TASK DIRECTIONS –
Go over the entries below line by line, copying each one that contains the word "Union".

Dataset listings of figures –
=====

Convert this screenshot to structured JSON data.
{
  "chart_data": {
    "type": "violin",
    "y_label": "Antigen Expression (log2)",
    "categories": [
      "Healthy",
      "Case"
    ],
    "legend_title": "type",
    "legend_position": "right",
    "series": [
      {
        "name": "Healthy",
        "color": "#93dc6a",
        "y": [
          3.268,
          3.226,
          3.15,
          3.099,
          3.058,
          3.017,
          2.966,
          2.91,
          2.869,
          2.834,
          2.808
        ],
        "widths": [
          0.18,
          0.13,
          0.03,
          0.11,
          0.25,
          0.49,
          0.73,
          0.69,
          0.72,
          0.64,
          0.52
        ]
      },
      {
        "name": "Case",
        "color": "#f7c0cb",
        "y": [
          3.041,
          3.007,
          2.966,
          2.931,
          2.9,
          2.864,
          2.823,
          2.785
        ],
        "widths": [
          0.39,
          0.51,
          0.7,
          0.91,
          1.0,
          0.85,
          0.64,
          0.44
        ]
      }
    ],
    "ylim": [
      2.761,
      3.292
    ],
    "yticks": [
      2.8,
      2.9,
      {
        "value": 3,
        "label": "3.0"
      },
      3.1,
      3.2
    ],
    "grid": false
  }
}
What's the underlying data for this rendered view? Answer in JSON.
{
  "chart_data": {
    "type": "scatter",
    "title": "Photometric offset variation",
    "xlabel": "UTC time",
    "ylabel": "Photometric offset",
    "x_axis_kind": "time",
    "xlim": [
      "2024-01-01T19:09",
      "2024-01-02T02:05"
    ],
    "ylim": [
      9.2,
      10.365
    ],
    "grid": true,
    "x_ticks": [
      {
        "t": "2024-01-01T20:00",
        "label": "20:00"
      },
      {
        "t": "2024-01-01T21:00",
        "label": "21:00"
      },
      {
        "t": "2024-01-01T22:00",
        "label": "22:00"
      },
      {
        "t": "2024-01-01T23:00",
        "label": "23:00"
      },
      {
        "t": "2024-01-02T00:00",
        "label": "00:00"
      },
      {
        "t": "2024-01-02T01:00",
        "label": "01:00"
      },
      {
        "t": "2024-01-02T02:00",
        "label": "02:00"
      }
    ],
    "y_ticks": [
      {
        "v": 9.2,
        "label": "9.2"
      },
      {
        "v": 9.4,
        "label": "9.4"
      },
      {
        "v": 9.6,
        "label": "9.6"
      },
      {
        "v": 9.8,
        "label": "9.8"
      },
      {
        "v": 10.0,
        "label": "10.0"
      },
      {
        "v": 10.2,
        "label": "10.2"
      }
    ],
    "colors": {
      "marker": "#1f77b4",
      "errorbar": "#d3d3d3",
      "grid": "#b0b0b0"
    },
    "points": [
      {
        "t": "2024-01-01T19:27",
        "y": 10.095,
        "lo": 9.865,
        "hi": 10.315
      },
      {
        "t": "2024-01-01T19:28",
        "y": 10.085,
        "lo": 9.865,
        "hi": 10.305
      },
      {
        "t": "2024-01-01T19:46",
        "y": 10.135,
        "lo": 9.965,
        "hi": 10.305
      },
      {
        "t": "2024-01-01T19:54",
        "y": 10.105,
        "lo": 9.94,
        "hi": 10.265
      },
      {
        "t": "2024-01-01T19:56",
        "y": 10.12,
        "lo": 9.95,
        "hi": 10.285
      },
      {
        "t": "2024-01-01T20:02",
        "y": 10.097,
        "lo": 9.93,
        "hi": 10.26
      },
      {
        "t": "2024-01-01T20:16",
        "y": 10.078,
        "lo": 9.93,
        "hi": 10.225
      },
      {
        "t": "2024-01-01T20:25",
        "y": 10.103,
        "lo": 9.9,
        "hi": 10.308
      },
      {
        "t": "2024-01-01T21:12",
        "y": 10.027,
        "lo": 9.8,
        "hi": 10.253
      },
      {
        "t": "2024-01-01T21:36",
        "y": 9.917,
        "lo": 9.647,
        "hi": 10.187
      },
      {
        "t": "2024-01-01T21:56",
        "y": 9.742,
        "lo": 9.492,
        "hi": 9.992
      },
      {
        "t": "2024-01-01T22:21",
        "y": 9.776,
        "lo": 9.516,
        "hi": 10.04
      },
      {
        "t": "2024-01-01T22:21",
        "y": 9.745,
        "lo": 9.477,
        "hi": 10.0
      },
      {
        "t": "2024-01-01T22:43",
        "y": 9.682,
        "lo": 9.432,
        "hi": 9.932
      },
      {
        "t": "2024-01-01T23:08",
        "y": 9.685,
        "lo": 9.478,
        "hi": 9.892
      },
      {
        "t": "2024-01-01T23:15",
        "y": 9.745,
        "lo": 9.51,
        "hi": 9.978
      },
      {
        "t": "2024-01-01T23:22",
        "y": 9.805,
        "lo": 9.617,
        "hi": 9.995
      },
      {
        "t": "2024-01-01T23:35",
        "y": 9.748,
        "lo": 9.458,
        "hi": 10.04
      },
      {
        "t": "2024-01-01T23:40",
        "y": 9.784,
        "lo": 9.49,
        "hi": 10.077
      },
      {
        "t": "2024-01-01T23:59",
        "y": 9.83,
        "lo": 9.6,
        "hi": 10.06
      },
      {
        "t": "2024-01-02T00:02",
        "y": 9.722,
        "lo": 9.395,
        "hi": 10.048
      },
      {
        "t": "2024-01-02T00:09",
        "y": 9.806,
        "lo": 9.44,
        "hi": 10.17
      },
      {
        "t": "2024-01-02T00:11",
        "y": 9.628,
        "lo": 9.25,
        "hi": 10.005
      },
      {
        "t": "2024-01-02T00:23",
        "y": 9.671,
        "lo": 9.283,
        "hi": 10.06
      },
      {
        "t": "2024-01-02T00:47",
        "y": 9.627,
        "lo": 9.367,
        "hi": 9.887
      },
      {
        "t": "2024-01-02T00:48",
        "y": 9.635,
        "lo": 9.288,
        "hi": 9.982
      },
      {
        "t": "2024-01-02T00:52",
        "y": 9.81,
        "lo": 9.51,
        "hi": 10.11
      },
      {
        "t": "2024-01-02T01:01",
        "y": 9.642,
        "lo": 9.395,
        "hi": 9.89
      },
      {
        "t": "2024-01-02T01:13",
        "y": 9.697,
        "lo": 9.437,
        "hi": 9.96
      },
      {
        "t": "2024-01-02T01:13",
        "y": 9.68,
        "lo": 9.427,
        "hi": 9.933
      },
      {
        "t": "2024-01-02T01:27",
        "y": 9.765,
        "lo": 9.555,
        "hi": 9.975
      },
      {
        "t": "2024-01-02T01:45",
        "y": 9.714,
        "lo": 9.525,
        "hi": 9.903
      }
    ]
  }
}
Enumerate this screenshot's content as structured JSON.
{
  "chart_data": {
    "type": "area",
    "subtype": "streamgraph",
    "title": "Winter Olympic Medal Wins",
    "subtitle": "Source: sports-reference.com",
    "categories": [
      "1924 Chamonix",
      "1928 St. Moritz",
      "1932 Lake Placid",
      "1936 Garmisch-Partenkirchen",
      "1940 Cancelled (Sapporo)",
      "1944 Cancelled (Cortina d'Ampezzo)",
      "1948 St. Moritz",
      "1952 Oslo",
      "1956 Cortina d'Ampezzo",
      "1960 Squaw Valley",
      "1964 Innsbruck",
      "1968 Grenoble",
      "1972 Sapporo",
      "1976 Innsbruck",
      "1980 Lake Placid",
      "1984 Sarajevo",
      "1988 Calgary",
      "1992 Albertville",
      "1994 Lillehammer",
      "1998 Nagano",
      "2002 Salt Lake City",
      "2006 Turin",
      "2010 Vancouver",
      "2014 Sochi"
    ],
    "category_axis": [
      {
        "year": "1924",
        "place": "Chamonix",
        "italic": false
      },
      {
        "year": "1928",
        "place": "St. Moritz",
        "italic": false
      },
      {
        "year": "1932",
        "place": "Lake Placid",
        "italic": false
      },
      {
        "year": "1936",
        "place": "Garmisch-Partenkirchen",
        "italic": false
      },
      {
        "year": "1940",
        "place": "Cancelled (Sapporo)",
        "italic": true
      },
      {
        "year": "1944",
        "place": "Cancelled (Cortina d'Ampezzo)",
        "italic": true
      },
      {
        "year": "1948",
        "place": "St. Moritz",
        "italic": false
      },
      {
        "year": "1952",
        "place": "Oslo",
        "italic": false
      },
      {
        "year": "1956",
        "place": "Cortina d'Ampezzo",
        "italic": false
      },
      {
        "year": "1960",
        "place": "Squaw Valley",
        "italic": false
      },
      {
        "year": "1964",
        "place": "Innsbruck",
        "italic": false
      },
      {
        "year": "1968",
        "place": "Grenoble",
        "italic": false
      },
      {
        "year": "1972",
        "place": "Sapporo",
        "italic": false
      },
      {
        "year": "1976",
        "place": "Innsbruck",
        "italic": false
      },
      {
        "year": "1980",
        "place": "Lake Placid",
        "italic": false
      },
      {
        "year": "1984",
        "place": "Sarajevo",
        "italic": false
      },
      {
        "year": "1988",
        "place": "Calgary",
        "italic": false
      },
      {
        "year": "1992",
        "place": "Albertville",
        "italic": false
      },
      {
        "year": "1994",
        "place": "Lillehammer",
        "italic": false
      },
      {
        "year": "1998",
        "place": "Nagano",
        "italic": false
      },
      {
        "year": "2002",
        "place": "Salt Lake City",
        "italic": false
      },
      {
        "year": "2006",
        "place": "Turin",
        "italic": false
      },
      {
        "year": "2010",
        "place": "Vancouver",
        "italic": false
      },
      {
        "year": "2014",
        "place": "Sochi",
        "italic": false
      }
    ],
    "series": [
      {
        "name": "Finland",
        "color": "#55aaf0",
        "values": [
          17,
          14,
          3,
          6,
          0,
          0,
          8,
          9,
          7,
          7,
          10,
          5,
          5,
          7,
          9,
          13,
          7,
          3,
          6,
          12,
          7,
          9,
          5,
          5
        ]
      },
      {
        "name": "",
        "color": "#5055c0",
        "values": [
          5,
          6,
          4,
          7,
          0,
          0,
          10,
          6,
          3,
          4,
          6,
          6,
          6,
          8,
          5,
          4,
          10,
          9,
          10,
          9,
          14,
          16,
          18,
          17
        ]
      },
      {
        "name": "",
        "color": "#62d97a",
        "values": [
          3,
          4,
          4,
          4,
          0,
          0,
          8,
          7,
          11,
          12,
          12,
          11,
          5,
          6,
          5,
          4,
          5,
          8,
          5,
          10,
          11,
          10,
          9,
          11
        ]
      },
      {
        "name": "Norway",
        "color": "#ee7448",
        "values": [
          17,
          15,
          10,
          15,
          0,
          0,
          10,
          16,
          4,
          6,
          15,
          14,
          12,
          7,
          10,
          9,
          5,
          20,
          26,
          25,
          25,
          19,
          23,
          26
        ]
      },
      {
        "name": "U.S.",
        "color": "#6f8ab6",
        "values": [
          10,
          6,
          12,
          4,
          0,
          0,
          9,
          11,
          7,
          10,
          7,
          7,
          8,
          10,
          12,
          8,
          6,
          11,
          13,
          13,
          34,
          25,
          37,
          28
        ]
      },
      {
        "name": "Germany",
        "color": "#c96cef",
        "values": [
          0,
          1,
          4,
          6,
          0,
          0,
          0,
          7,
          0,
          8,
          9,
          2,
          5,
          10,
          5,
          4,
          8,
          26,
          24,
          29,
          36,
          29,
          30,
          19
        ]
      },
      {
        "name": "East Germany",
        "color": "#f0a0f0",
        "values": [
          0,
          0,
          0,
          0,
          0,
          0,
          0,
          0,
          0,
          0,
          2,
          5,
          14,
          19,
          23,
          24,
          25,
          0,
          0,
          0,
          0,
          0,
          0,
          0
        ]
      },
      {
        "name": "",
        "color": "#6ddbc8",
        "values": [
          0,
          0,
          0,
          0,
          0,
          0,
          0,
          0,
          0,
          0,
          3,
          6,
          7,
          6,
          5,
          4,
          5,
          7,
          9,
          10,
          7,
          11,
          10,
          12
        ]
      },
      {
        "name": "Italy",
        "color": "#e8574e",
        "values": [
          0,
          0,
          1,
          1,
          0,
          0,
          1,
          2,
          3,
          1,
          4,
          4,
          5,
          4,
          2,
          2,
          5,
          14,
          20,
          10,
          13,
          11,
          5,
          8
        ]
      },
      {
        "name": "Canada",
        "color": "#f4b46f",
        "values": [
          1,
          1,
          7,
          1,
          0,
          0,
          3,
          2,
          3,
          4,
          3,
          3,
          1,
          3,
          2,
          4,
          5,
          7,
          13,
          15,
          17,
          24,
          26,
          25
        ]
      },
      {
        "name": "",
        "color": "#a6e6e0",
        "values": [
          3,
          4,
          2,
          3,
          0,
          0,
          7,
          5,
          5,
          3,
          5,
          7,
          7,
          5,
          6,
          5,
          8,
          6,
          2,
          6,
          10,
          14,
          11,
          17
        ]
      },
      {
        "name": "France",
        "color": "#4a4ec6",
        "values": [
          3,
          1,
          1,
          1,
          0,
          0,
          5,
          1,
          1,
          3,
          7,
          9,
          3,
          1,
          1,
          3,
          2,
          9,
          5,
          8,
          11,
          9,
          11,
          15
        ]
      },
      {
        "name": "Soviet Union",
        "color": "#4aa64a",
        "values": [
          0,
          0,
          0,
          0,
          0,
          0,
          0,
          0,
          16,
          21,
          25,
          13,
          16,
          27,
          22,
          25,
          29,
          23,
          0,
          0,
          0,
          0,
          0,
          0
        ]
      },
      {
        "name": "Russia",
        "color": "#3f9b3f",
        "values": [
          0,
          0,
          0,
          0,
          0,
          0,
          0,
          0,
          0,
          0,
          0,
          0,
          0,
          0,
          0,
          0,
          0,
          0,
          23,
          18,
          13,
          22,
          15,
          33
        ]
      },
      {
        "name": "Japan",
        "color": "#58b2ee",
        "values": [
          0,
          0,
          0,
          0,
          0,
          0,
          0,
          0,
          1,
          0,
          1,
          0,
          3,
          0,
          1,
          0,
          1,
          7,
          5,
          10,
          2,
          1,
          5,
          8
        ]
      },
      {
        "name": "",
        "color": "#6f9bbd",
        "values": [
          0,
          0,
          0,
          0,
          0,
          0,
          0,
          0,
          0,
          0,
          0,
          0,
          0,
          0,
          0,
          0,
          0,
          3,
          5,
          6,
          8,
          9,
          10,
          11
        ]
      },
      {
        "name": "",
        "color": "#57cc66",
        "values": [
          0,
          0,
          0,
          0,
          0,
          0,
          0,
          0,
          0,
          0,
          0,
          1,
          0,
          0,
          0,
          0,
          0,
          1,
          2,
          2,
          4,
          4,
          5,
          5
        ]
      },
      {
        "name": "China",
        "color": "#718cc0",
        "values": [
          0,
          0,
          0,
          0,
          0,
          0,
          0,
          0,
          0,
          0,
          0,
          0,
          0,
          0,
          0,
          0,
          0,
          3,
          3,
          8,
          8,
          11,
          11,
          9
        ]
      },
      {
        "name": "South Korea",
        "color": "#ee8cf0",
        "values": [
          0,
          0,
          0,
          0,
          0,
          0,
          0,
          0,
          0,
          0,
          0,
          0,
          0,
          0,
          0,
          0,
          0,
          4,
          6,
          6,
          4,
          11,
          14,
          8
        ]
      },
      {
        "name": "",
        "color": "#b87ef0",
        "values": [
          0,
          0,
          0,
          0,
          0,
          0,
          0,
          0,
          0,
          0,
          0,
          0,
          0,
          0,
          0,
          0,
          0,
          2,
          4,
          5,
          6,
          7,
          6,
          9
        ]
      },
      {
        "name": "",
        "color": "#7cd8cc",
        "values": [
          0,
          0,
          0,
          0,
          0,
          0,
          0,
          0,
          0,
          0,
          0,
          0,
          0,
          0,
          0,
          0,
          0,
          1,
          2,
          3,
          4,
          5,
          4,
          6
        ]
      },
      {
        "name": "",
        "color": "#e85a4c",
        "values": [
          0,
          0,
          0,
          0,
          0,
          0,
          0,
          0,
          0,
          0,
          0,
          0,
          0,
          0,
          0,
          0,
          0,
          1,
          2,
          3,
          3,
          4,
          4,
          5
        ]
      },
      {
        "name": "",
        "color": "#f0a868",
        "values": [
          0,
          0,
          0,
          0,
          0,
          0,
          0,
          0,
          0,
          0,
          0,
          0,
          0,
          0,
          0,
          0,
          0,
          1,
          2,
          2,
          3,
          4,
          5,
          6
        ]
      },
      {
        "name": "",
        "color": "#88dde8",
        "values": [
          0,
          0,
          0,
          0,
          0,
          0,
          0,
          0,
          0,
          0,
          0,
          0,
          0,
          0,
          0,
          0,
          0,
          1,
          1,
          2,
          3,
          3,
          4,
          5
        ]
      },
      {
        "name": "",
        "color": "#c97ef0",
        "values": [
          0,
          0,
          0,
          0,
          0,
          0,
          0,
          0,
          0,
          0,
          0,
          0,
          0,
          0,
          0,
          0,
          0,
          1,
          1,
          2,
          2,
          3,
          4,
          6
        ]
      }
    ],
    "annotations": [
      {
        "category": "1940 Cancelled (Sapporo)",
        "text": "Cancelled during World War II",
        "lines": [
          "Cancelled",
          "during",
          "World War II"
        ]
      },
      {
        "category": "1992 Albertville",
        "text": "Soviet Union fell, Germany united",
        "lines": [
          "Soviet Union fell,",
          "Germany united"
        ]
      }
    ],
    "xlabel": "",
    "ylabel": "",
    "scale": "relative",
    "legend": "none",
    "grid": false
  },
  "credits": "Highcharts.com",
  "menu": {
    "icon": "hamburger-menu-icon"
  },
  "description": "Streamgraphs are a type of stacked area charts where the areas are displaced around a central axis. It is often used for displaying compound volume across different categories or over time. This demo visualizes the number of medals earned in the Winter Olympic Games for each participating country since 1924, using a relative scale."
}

=====

COMPLETED EXERCISE –
        "name": "Soviet Union",
        "text": "Soviet Union fell, Germany united",
          "Soviet Union fell,",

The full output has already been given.